# [Extract provided]
Writing Without Wine — Swapping the Sauvignon for More Clarity, Creativity, and Intuition

empty glass of red wine on a rustic wood table

“The last glass.”

I had my last glass of wine on January 6, 2024.

That date wasn’t significant, and I had to look at the date on my phone to remember. It happened to be when I ran out and intentionally didn’t buy more. 

“The last glass” was a few days before traveling for a hockey tournament weekend with my son. At many of these tournaments, you’ll usually find the parents drinking in the parking lot between games. But don’t worry, if they run out during the game, most arenas have a bar. Or, they just keep beer and booze in their cars so that they can fill their Yetis between periods. I knew I’d be around a lot of drinking, but it didn’t bother me. Since ice arenas are so frigid in Florida, I always have hot tea to warm me up from the inside.

Running out of wine was a planned event. I was also pausing on the prosecco to go all in on clearing candida. A cleanse that involved no sugar, fermented foods, or alcohol.

There was only one challenging moment that first weekend after a stressful experience when I wanted to crawl under the hotel comforter with a glass of wine. Other than that, I didn’t even think about it. I drank my magnesium, had a bite of dark chocolate, and went to sleep. 

Did I even enjoy this last glass of wine?

I have no clue. While I appreciated my hunk of fair-trade, organic dark chocolate with my cabernet, something about the wine wasn’t vibing with me anymore. It hadn’t been for months. Something told me to take a picture of the empty glass, though, because I might want to look back at it later. 

That time is now. 

I wasn’t even sure when the “right” time to write this article would be. I had a sense I’d write something about it, hence the photo.

  • Do people talk about not drinking after not drinking for a week, a month, or three months?

  • When’s the appropriate amount of time to write about it? 

  • Should I wait a whole year to mark the occasion?

A client of mine, also recently sober curious, held an intimate masterclass about this topic. As I supported her with the promo messaging, I knew I needed to be there, too, so I signed up. I didn’t really think about what I was doing as “sobriety” — it was just “not drinking.” Weird, the labels society wants us to use.

During the 90-day candida cleanse (I think that’s how long it was, I lost track), there was only one time where I wanted to pour myself a glass and settle into the couch. It was the first Friday night on the detox protocol. 

It was Friday night, after all. I deserved a glass of wine. I earned it. And let’s not forget the chocolate. Oh, shit. Can’t have that right now on account of no sugar. I made myself a rose cacao latte and sweetened it with stevia.

I lost count of how many times I told myself the line that I deserved it.

Rough day at work (back in my corporate days — those days don’t exist in my business now), have some wine.

Finish a big writing project, celebrate with bubbles.

Unwind from a tournament — wine on the couch of course.

# [Do this]
Please list everything the essay on writing without wine says the candida cleanse ruled out.

Data listing

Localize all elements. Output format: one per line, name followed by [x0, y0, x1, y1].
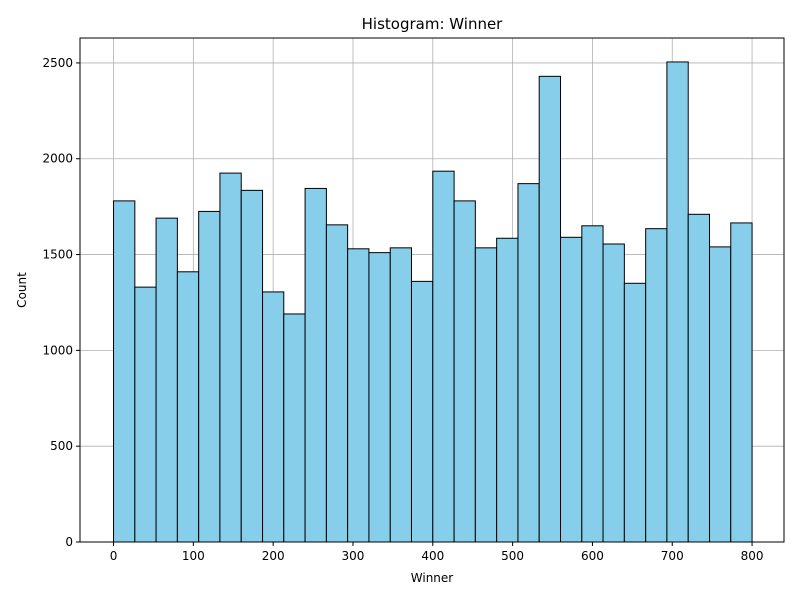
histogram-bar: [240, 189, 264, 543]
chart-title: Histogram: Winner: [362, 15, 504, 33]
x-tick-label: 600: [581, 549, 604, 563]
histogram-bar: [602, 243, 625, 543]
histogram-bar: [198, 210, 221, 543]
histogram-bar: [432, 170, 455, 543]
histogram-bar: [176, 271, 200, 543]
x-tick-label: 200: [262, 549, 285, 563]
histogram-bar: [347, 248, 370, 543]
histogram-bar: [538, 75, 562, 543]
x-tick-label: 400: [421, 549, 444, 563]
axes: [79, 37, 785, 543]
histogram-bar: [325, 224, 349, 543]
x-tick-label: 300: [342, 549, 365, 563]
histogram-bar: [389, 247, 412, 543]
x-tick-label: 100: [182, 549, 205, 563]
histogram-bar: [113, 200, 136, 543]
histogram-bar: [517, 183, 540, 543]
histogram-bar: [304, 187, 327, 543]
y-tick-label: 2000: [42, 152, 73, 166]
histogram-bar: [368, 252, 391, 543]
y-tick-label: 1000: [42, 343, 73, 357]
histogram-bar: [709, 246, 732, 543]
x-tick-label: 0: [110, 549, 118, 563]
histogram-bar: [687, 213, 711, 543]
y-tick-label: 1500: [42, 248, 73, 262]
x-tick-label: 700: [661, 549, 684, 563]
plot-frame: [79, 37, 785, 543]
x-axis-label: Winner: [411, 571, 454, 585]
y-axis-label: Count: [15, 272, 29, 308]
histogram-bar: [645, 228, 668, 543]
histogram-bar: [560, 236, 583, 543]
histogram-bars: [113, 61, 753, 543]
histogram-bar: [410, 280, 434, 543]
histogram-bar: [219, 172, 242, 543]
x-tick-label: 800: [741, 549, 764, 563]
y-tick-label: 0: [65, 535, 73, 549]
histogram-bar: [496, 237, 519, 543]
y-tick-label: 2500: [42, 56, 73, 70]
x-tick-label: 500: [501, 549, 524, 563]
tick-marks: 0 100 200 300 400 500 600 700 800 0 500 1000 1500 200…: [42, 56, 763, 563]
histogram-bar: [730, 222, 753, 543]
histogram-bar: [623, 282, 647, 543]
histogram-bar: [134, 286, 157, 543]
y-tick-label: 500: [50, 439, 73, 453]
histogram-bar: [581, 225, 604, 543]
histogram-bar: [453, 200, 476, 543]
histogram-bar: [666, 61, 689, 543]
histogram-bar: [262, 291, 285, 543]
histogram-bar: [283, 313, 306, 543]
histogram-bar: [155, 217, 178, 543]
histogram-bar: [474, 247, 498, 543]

# [Complete answer]
- Sugar
- Fermented foods
- Alcohol